◆ Task brief
Filter the entries below, keeping every line that has the word "слайда".
-=-=-=-=-
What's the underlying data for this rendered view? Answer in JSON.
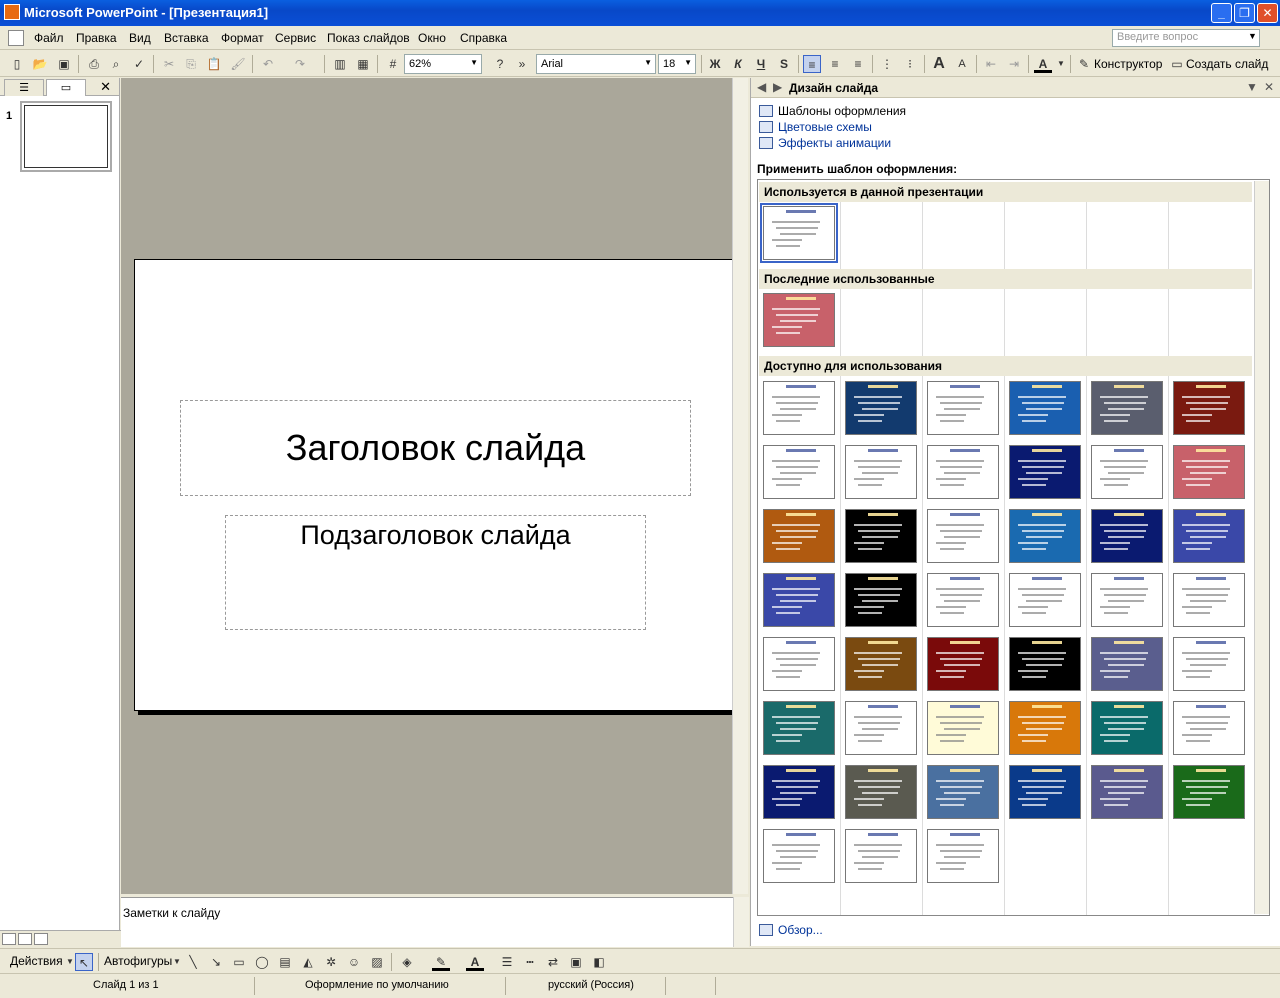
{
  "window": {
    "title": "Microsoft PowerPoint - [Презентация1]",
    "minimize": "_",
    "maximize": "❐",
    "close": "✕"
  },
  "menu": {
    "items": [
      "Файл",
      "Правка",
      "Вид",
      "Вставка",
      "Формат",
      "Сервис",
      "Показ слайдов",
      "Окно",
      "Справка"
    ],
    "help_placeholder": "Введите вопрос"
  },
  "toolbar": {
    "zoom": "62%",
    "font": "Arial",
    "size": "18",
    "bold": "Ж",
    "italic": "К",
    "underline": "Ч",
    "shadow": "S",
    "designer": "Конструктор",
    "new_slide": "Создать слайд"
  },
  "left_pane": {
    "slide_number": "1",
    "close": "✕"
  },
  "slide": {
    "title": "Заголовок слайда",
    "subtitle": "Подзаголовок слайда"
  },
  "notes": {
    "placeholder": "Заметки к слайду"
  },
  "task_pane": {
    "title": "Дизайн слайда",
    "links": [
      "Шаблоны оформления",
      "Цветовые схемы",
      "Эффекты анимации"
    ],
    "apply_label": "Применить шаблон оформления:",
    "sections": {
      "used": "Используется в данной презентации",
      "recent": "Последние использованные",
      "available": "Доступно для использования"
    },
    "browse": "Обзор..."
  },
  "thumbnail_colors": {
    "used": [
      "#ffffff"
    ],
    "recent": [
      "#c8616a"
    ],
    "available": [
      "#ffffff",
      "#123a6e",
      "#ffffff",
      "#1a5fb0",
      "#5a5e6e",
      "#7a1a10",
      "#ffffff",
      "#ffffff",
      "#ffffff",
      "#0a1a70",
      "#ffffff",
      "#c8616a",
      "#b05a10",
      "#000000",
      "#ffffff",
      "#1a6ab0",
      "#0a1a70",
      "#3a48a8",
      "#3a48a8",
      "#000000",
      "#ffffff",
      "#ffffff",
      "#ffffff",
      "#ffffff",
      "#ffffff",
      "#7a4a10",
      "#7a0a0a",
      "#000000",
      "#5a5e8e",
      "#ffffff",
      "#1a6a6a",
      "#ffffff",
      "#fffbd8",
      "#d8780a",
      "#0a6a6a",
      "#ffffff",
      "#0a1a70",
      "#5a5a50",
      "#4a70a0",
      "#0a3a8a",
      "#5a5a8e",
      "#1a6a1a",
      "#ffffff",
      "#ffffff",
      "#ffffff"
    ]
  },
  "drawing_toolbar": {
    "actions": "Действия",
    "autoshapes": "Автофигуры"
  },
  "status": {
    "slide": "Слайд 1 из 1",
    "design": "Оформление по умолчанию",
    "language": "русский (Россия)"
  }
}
-=-=-=-=-
◆ Result
    "title": "Заголовок слайда",
    "subtitle": "Подзаголовок слайда"
    "title": "Дизайн слайда",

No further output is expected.